### EXERCISE
Scan the data for lines with "JSON" and report the count by itself.

——

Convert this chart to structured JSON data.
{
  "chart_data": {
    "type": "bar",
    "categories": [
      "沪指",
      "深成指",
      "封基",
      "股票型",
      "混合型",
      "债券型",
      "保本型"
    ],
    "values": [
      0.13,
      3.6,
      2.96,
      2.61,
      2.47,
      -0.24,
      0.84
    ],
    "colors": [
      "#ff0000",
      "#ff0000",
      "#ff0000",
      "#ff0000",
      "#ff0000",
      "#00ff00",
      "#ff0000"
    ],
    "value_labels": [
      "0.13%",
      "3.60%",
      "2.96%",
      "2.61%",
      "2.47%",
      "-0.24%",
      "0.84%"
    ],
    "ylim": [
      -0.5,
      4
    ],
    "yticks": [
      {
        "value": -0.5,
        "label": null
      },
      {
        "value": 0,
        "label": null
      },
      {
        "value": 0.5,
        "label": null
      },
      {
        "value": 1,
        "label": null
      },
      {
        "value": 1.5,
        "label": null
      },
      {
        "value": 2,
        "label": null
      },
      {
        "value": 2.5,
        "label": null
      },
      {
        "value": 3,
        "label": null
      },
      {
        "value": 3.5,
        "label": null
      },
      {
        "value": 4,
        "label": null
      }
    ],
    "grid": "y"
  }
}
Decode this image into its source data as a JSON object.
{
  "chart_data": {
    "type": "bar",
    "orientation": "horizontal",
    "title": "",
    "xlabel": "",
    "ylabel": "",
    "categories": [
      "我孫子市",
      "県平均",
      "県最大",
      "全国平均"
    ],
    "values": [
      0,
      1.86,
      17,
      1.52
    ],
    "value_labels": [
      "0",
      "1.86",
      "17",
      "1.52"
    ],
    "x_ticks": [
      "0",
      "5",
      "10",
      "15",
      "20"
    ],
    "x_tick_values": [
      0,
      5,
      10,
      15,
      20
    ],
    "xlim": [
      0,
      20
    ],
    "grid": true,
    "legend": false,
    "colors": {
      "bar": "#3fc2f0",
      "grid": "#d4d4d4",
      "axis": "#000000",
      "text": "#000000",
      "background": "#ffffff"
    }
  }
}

——

### RESULT OF THE TASK
2